Recorded data:
* * * * * * * * *
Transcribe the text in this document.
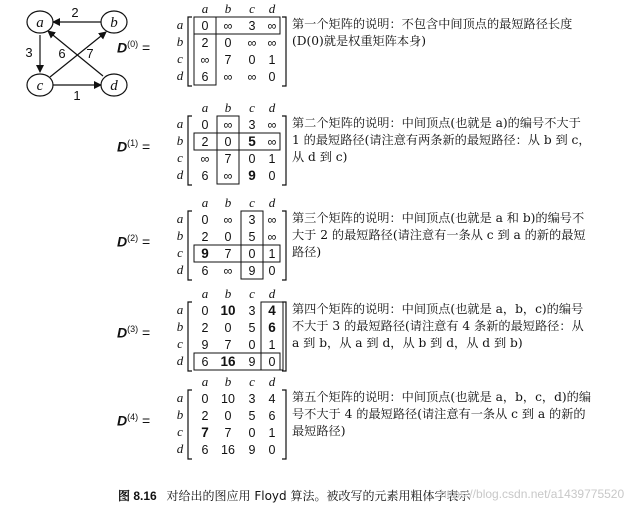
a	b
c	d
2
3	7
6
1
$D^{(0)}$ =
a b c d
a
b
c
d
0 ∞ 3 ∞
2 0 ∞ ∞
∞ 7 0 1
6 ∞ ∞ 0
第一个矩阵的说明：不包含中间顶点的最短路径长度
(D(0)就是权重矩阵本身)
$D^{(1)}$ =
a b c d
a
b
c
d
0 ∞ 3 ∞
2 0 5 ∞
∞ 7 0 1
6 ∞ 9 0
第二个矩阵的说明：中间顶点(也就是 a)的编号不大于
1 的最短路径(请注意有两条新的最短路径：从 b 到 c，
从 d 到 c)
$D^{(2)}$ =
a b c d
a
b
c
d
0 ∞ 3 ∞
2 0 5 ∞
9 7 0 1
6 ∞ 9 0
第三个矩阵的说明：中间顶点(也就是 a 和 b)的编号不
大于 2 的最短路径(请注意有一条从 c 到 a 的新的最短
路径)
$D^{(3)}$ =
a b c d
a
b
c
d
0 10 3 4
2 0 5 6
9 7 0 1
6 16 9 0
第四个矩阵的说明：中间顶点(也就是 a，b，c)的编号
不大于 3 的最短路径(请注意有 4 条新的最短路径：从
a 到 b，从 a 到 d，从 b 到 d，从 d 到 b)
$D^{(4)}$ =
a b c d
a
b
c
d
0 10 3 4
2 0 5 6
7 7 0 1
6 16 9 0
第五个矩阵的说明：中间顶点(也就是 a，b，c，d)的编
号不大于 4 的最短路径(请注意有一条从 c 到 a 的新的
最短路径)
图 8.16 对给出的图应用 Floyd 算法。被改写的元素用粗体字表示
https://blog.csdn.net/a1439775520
* * * * * * * * *
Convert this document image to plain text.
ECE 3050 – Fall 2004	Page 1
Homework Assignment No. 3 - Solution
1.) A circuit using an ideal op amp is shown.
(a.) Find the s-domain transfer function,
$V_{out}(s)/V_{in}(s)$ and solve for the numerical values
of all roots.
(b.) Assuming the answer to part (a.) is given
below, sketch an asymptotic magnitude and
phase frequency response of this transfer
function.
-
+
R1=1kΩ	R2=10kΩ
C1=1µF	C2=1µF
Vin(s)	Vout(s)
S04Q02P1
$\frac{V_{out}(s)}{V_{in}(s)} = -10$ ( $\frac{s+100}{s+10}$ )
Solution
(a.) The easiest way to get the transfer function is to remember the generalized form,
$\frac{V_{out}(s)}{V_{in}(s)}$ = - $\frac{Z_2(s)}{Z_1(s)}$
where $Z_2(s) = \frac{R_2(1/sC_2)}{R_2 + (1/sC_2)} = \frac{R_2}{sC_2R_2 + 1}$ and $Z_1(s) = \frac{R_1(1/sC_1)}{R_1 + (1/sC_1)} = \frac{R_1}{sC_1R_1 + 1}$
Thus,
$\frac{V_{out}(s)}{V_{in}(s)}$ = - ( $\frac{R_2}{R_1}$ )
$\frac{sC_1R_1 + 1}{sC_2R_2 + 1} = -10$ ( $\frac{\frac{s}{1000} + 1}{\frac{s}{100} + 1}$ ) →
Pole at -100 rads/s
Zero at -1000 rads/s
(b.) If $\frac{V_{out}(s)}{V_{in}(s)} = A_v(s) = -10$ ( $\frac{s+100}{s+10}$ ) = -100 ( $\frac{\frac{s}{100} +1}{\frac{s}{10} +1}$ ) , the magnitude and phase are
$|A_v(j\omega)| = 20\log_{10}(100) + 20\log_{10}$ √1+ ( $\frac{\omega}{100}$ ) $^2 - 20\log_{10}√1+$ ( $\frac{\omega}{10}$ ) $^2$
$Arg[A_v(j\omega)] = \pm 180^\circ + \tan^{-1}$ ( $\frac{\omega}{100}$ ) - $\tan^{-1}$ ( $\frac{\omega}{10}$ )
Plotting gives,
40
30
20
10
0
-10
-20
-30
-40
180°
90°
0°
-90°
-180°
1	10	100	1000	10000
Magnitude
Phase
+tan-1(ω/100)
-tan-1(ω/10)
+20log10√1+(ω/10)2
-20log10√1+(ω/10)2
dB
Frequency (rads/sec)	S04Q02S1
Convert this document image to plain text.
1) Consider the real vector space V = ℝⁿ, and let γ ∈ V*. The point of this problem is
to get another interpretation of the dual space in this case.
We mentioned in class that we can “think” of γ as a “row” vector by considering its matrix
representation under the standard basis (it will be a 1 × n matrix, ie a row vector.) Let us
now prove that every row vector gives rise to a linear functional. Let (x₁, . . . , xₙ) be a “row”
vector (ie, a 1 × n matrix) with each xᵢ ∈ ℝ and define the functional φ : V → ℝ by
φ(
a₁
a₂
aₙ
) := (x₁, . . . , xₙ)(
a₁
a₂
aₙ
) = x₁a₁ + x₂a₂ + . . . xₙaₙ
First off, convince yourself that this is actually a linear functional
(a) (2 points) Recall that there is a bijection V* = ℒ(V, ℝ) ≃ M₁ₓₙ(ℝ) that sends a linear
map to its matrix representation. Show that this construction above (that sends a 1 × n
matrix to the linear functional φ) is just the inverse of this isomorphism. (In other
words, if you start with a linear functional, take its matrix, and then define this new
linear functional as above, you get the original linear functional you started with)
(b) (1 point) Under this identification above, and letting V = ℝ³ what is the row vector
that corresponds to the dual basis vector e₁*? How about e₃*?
* * * * * * * * *
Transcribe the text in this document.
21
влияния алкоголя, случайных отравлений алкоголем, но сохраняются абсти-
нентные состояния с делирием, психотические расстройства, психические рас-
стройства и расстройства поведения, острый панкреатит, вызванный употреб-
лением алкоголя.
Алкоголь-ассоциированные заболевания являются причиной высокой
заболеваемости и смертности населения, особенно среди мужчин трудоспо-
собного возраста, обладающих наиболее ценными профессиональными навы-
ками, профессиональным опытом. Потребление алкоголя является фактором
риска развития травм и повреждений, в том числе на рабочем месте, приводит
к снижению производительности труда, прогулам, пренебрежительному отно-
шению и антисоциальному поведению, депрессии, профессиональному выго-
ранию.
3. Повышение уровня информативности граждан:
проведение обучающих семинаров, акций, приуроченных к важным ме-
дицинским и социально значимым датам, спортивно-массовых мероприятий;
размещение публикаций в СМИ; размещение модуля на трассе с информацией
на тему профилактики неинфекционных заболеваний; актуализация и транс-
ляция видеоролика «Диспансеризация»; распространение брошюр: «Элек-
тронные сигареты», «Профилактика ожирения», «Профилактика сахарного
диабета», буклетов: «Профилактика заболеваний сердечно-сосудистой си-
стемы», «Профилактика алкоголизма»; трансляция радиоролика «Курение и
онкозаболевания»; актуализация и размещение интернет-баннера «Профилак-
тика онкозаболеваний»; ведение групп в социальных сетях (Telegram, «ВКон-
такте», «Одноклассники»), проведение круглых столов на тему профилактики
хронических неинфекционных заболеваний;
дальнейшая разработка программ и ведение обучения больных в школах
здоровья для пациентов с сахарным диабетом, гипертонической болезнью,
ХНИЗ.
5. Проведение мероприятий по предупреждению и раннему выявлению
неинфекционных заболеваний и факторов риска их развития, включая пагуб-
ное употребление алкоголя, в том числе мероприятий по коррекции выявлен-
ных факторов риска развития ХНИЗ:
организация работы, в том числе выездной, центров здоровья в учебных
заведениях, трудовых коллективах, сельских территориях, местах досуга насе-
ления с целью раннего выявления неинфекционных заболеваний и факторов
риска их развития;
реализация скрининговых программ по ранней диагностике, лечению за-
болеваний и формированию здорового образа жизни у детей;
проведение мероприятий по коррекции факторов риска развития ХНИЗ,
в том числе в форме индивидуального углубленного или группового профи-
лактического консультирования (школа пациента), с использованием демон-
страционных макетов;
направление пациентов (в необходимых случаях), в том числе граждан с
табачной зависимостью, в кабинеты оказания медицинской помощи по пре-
* * * * * * * * *
**EXERCISE AIM:** Select every line of the records holding the string "Solution".

**RESPONSE:**
Homework Assignment No. 3 - Solution
Solution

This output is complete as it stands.